#### Problem details:
Would you restate all the data that follows, word for word?
— START OF Stored records —
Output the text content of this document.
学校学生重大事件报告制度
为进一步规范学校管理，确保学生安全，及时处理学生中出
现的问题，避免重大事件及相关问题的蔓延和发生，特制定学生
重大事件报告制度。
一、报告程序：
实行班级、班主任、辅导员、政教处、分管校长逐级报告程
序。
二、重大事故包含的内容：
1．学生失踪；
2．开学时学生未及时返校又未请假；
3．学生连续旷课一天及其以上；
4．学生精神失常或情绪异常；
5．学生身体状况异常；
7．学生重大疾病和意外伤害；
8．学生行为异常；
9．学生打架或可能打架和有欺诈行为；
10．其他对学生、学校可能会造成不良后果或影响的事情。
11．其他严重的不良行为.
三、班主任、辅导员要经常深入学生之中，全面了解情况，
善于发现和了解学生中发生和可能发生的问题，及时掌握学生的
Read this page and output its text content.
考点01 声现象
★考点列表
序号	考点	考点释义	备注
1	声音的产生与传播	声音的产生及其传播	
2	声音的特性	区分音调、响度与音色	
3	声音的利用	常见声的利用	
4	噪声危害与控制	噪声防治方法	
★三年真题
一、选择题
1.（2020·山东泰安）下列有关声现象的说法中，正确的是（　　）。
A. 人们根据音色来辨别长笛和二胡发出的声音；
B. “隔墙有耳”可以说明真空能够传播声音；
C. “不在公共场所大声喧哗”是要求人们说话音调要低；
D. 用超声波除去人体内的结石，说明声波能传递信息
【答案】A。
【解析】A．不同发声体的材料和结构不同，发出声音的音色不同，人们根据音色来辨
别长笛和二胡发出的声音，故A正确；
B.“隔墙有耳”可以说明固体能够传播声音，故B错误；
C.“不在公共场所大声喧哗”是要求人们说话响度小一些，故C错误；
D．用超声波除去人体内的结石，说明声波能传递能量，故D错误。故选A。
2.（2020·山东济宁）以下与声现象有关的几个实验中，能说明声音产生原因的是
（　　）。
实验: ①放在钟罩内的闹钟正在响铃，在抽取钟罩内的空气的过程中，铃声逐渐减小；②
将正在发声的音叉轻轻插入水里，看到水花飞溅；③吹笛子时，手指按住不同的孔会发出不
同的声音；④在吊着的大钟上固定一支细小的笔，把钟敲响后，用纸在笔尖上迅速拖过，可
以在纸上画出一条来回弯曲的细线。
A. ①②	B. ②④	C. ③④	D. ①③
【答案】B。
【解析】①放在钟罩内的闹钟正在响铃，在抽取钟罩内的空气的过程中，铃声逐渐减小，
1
— END OF Stored records —
#### Solution below:
Output the text content of this document.
学校学生重大事件报告制度
为进一步规范学校管理，确保学生安全，及时处理学生中出
现的问题，避免重大事件及相关问题的蔓延和发生，特制定学生
重大事件报告制度。
一、报告程序：
实行班级、班主任、辅导员、政教处、分管校长逐级报告程
序。
二、重大事故包含的内容：
1．学生失踪；
2．开学时学生未及时返校又未请假；
3．学生连续旷课一天及其以上；
4．学生精神失常或情绪异常；
5．学生身体状况异常；
7．学生重大疾病和意外伤害；
8．学生行为异常；
9．学生打架或可能打架和有欺诈行为；
10．其他对学生、学校可能会造成不良后果或影响的事情。
11．其他严重的不良行为.
三、班主任、辅导员要经常深入学生之中，全面了解情况，
善于发现和了解学生中发生和可能发生的问题，及时掌握学生的
Read this page and output its text content.
考点01 声现象
★考点列表
序号	考点	考点释义	备注
1	声音的产生与传播	声音的产生及其传播	
2	声音的特性	区分音调、响度与音色	
3	声音的利用	常见声的利用	
4	噪声危害与控制	噪声防治方法	
★三年真题
一、选择题
1.（2020·山东泰安）下列有关声现象的说法中，正确的是（　　）。
A. 人们根据音色来辨别长笛和二胡发出的声音；
B. “隔墙有耳”可以说明真空能够传播声音；
C. “不在公共场所大声喧哗”是要求人们说话音调要低；
D. 用超声波除去人体内的结石，说明声波能传递信息
【答案】A。
【解析】A．不同发声体的材料和结构不同，发出声音的音色不同，人们根据音色来辨
别长笛和二胡发出的声音，故A正确；
B.“隔墙有耳”可以说明固体能够传播声音，故B错误；
C.“不在公共场所大声喧哗”是要求人们说话响度小一些，故C错误；
D．用超声波除去人体内的结石，说明声波能传递能量，故D错误。故选A。
2.（2020·山东济宁）以下与声现象有关的几个实验中，能说明声音产生原因的是
（　　）。
实验: ①放在钟罩内的闹钟正在响铃，在抽取钟罩内的空气的过程中，铃声逐渐减小；②
将正在发声的音叉轻轻插入水里，看到水花飞溅；③吹笛子时，手指按住不同的孔会发出不
同的声音；④在吊着的大钟上固定一支细小的笔，把钟敲响后，用纸在笔尖上迅速拖过，可
以在纸上画出一条来回弯曲的细线。
A. ①②	B. ②④	C. ③④	D. ①③
【答案】B。
【解析】①放在钟罩内的闹钟正在响铃，在抽取钟罩内的空气的过程中，铃声逐渐减小，
1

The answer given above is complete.